## WHAT TO DO
Word for word, print each line of the listing below; pictures stay out.

[Figure data in JSON]

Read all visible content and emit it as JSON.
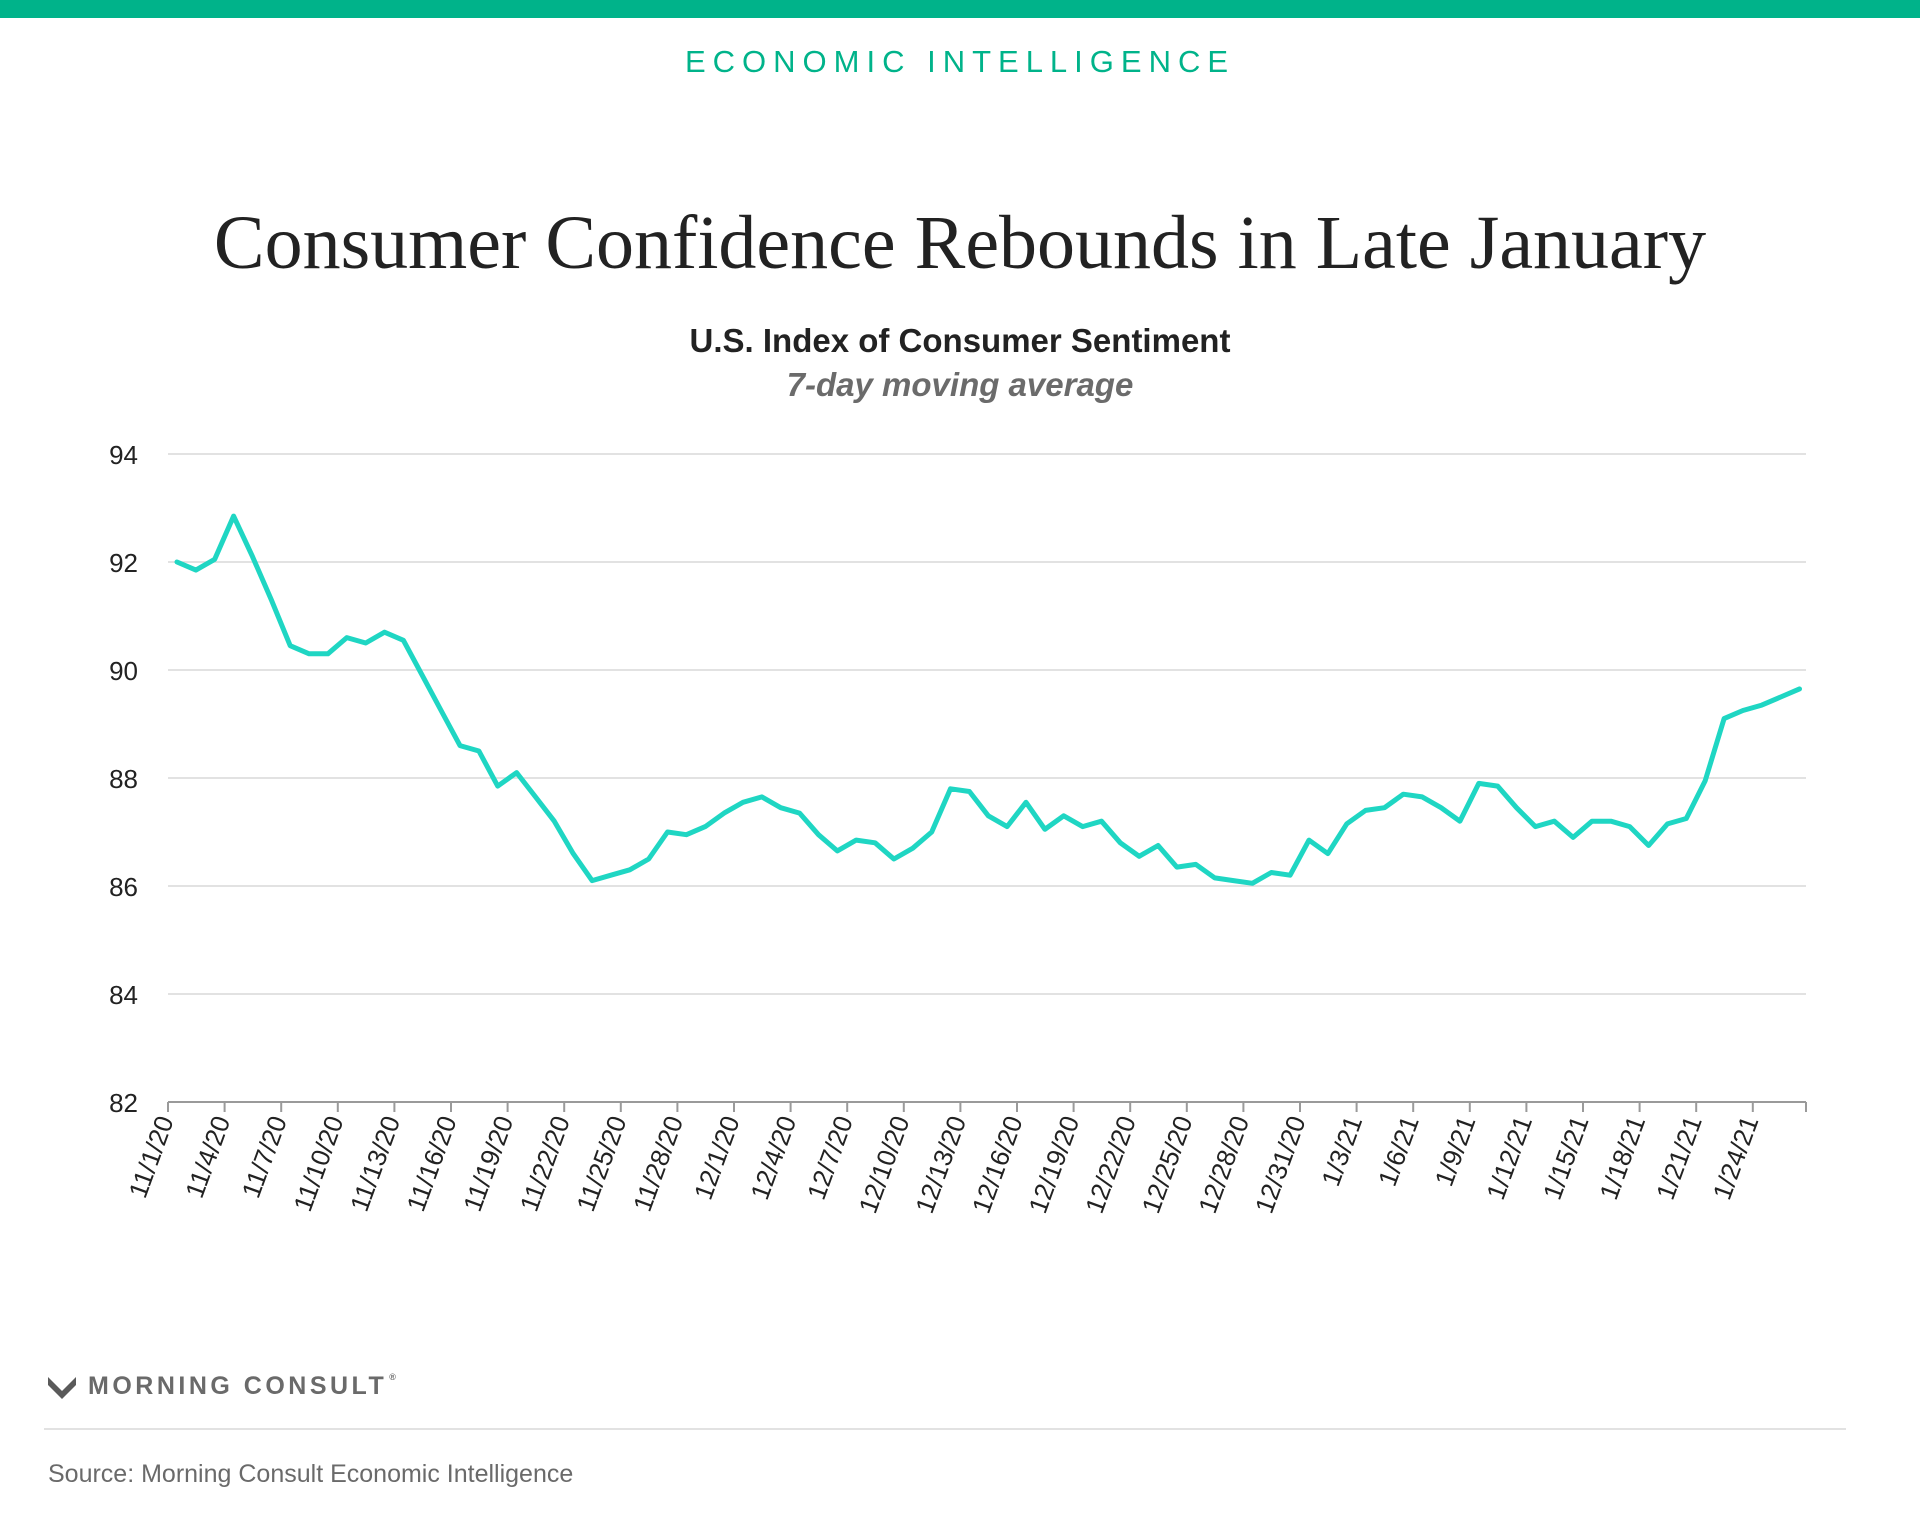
{
  "colors": {
    "accent": "#00b38a",
    "line": "#1fd6c3",
    "grid": "#d9d9d9",
    "axis": "#9a9a9a",
    "text": "#222222"
  },
  "header": {
    "section_label": "ECONOMIC INTELLIGENCE"
  },
  "title": "Consumer Confidence Rebounds in Late January",
  "footer": {
    "brand": "MORNING CONSULT",
    "brand_mark": "®",
    "source": "Source: Morning Consult Economic Intelligence"
  },
  "chart_data": {
    "type": "line",
    "title": "U.S. Index of Consumer Sentiment",
    "subtitle": "7-day moving average",
    "xlabel": "",
    "ylabel": "",
    "ylim": [
      82,
      94
    ],
    "yticks": [
      82,
      84,
      86,
      88,
      90,
      92,
      94
    ],
    "grid": true,
    "x_start": "11/1/20",
    "x_tick_labels": [
      "11/1/20",
      "11/4/20",
      "11/7/20",
      "11/10/20",
      "11/13/20",
      "11/16/20",
      "11/19/20",
      "11/22/20",
      "11/25/20",
      "11/28/20",
      "12/1/20",
      "12/4/20",
      "12/7/20",
      "12/10/20",
      "12/13/20",
      "12/16/20",
      "12/19/20",
      "12/22/20",
      "12/25/20",
      "12/28/20",
      "12/31/20",
      "1/3/21",
      "1/6/21",
      "1/9/21",
      "1/12/21",
      "1/15/21",
      "1/18/21",
      "1/21/21",
      "1/24/21"
    ],
    "series": [
      {
        "values": [
          92.0,
          91.85,
          92.05,
          92.85,
          92.1,
          91.3,
          90.45,
          90.3,
          90.3,
          90.6,
          90.5,
          90.7,
          90.55,
          89.9,
          89.25,
          88.6,
          88.5,
          87.85,
          88.1,
          87.65,
          87.2,
          86.6,
          86.1,
          86.2,
          86.3,
          86.5,
          87.0,
          86.95,
          87.1,
          87.35,
          87.55,
          87.65,
          87.45,
          87.35,
          86.95,
          86.65,
          86.85,
          86.8,
          86.5,
          86.7,
          87.0,
          87.8,
          87.75,
          87.3,
          87.1,
          87.55,
          87.05,
          87.3,
          87.1,
          87.2,
          86.8,
          86.55,
          86.75,
          86.35,
          86.4,
          86.15,
          86.1,
          86.05,
          86.25,
          86.2,
          86.85,
          86.6,
          87.15,
          87.4,
          87.45,
          87.7,
          87.65,
          87.45,
          87.2,
          87.9,
          87.85,
          87.45,
          87.1,
          87.2,
          86.9,
          87.2,
          87.2,
          87.1,
          86.75,
          87.15,
          87.25,
          87.95,
          89.1,
          89.25,
          89.35,
          89.5,
          89.65
        ]
      }
    ]
  }
}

## OUTPUT OF THE TASK
Read all visible content and emit it as JSON.
{
  "colors": {
    "accent": "#00b38a",
    "line": "#1fd6c3",
    "grid": "#d9d9d9",
    "axis": "#9a9a9a",
    "text": "#222222"
  },
  "header": {
    "section_label": "ECONOMIC INTELLIGENCE"
  },
  "title": "Consumer Confidence Rebounds in Late January",
  "footer": {
    "brand": "MORNING CONSULT",
    "brand_mark": "®",
    "source": "Source: Morning Consult Economic Intelligence"
  },
  "chart_data": {
    "type": "line",
    "title": "U.S. Index of Consumer Sentiment",
    "subtitle": "7-day moving average",
    "xlabel": "",
    "ylabel": "",
    "ylim": [
      82,
      94
    ],
    "yticks": [
      82,
      84,
      86,
      88,
      90,
      92,
      94
    ],
    "grid": true,
    "x_start": "11/1/20",
    "x_tick_labels": [
      "11/1/20",
      "11/4/20",
      "11/7/20",
      "11/10/20",
      "11/13/20",
      "11/16/20",
      "11/19/20",
      "11/22/20",
      "11/25/20",
      "11/28/20",
      "12/1/20",
      "12/4/20",
      "12/7/20",
      "12/10/20",
      "12/13/20",
      "12/16/20",
      "12/19/20",
      "12/22/20",
      "12/25/20",
      "12/28/20",
      "12/31/20",
      "1/3/21",
      "1/6/21",
      "1/9/21",
      "1/12/21",
      "1/15/21",
      "1/18/21",
      "1/21/21",
      "1/24/21"
    ],
    "series": [
      {
        "values": [
          92.0,
          91.85,
          92.05,
          92.85,
          92.1,
          91.3,
          90.45,
          90.3,
          90.3,
          90.6,
          90.5,
          90.7,
          90.55,
          89.9,
          89.25,
          88.6,
          88.5,
          87.85,
          88.1,
          87.65,
          87.2,
          86.6,
          86.1,
          86.2,
          86.3,
          86.5,
          87.0,
          86.95,
          87.1,
          87.35,
          87.55,
          87.65,
          87.45,
          87.35,
          86.95,
          86.65,
          86.85,
          86.8,
          86.5,
          86.7,
          87.0,
          87.8,
          87.75,
          87.3,
          87.1,
          87.55,
          87.05,
          87.3,
          87.1,
          87.2,
          86.8,
          86.55,
          86.75,
          86.35,
          86.4,
          86.15,
          86.1,
          86.05,
          86.25,
          86.2,
          86.85,
          86.6,
          87.15,
          87.4,
          87.45,
          87.7,
          87.65,
          87.45,
          87.2,
          87.9,
          87.85,
          87.45,
          87.1,
          87.2,
          86.9,
          87.2,
          87.2,
          87.1,
          86.75,
          87.15,
          87.25,
          87.95,
          89.1,
          89.25,
          89.35,
          89.5,
          89.65
        ]
      }
    ]
  }
}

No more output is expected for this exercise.